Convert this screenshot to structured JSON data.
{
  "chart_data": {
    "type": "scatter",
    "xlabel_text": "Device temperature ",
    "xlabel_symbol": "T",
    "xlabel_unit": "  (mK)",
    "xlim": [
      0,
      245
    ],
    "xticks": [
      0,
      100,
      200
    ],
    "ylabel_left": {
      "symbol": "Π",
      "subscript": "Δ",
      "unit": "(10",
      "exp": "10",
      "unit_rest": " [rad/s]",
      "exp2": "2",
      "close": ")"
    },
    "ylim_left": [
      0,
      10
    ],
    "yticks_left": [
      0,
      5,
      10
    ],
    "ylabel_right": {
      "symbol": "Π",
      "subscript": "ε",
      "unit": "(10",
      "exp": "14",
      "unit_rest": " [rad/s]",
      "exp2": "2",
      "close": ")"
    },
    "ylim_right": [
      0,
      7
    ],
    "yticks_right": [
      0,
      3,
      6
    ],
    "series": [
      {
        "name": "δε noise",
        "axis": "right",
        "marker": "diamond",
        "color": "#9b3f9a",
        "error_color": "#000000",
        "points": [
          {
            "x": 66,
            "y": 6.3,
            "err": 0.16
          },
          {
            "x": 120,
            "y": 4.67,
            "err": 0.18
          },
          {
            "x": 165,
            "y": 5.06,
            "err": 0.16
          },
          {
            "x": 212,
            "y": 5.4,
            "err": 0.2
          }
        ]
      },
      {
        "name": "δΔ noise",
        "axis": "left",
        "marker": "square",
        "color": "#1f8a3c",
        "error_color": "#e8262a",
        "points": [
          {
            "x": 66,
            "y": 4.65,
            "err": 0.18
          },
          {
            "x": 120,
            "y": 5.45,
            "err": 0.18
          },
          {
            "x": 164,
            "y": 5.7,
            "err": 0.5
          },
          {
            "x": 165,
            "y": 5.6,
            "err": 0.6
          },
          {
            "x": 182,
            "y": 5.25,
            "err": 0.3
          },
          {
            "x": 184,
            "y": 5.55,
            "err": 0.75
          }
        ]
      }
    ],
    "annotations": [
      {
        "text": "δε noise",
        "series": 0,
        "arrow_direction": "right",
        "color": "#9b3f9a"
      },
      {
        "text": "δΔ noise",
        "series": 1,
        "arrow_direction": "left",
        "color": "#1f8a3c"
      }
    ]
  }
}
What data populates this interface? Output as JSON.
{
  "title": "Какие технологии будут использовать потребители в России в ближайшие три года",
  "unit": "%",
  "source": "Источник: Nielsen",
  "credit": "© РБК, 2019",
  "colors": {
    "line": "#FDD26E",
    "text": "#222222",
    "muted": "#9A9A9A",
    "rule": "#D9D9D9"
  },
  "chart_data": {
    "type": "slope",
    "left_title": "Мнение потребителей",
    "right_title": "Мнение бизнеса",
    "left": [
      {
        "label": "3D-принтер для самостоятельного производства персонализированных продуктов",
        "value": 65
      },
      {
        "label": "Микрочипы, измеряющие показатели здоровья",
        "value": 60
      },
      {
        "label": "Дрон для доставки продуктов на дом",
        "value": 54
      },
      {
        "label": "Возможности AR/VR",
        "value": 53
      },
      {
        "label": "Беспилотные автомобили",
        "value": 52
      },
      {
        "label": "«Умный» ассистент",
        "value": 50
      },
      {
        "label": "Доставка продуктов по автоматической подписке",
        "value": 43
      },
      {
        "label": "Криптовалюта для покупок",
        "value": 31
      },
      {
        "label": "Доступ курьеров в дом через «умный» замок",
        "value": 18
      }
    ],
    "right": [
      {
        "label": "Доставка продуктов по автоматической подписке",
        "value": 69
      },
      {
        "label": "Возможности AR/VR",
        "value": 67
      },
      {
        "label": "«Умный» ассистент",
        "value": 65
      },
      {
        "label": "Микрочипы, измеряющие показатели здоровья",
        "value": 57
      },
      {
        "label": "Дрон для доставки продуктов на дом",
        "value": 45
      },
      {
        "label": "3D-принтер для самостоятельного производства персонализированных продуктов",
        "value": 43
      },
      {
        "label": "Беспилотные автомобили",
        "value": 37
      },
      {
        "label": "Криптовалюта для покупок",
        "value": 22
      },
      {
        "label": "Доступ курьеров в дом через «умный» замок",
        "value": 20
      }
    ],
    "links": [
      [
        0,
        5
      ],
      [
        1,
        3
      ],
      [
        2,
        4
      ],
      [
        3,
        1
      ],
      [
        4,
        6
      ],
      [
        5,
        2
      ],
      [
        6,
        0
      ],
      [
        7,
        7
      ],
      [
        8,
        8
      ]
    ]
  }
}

+ + + + + + +

TASK BRIEF ::
Restate the listing in full, word for word.

SOLUTION TO THIS TASK ::
Convert this screenshot to structured JSON data.
{
  "chart_data": {
    "type": "scatter",
    "xlabel_text": "Device temperature ",
    "xlabel_symbol": "T",
    "xlabel_unit": "  (mK)",
    "xlim": [
      0,
      245
    ],
    "xticks": [
      0,
      100,
      200
    ],
    "ylabel_left": {
      "symbol": "Π",
      "subscript": "Δ",
      "unit": "(10",
      "exp": "10",
      "unit_rest": " [rad/s]",
      "exp2": "2",
      "close": ")"
    },
    "ylim_left": [
      0,
      10
    ],
    "yticks_left": [
      0,
      5,
      10
    ],
    "ylabel_right": {
      "symbol": "Π",
      "subscript": "ε",
      "unit": "(10",
      "exp": "14",
      "unit_rest": " [rad/s]",
      "exp2": "2",
      "close": ")"
    },
    "ylim_right": [
      0,
      7
    ],
    "yticks_right": [
      0,
      3,
      6
    ],
    "series": [
      {
        "name": "δε noise",
        "axis": "right",
        "marker": "diamond",
        "color": "#9b3f9a",
        "error_color": "#000000",
        "points": [
          {
            "x": 66,
            "y": 6.3,
            "err": 0.16
          },
          {
            "x": 120,
            "y": 4.67,
            "err": 0.18
          },
          {
            "x": 165,
            "y": 5.06,
            "err": 0.16
          },
          {
            "x": 212,
            "y": 5.4,
            "err": 0.2
          }
        ]
      },
      {
        "name": "δΔ noise",
        "axis": "left",
        "marker": "square",
        "color": "#1f8a3c",
        "error_color": "#e8262a",
        "points": [
          {
            "x": 66,
            "y": 4.65,
            "err": 0.18
          },
          {
            "x": 120,
            "y": 5.45,
            "err": 0.18
          },
          {
            "x": 164,
            "y": 5.7,
            "err": 0.5
          },
          {
            "x": 165,
            "y": 5.6,
            "err": 0.6
          },
          {
            "x": 182,
            "y": 5.25,
            "err": 0.3
          },
          {
            "x": 184,
            "y": 5.55,
            "err": 0.75
          }
        ]
      }
    ],
    "annotations": [
      {
        "text": "δε noise",
        "series": 0,
        "arrow_direction": "right",
        "color": "#9b3f9a"
      },
      {
        "text": "δΔ noise",
        "series": 1,
        "arrow_direction": "left",
        "color": "#1f8a3c"
      }
    ]
  }
}
What data populates this interface? Output as JSON.
{
  "title": "Какие технологии будут использовать потребители в России в ближайшие три года",
  "unit": "%",
  "source": "Источник: Nielsen",
  "credit": "© РБК, 2019",
  "colors": {
    "line": "#FDD26E",
    "text": "#222222",
    "muted": "#9A9A9A",
    "rule": "#D9D9D9"
  },
  "chart_data": {
    "type": "slope",
    "left_title": "Мнение потребителей",
    "right_title": "Мнение бизнеса",
    "left": [
      {
        "label": "3D-принтер для самостоятельного производства персонализированных продуктов",
        "value": 65
      },
      {
        "label": "Микрочипы, измеряющие показатели здоровья",
        "value": 60
      },
      {
        "label": "Дрон для доставки продуктов на дом",
        "value": 54
      },
      {
        "label": "Возможности AR/VR",
        "value": 53
      },
      {
        "label": "Беспилотные автомобили",
        "value": 52
      },
      {
        "label": "«Умный» ассистент",
        "value": 50
      },
      {
        "label": "Доставка продуктов по автоматической подписке",
        "value": 43
      },
      {
        "label": "Криптовалюта для покупок",
        "value": 31
      },
      {
        "label": "Доступ курьеров в дом через «умный» замок",
        "value": 18
      }
    ],
    "right": [
      {
        "label": "Доставка продуктов по автоматической подписке",
        "value": 69
      },
      {
        "label": "Возможности AR/VR",
        "value": 67
      },
      {
        "label": "«Умный» ассистент",
        "value": 65
      },
      {
        "label": "Микрочипы, измеряющие показатели здоровья",
        "value": 57
      },
      {
        "label": "Дрон для доставки продуктов на дом",
        "value": 45
      },
      {
        "label": "3D-принтер для самостоятельного производства персонализированных продуктов",
        "value": 43
      },
      {
        "label": "Беспилотные автомобили",
        "value": 37
      },
      {
        "label": "Криптовалюта для покупок",
        "value": 22
      },
      {
        "label": "Доступ курьеров в дом через «умный» замок",
        "value": 20
      }
    ],
    "links": [
      [
        0,
        5
      ],
      [
        1,
        3
      ],
      [
        2,
        4
      ],
      [
        3,
        1
      ],
      [
        4,
        6
      ],
      [
        5,
        2
      ],
      [
        6,
        0
      ],
      [
        7,
        7
      ],
      [
        8,
        8
      ]
    ]
  }
}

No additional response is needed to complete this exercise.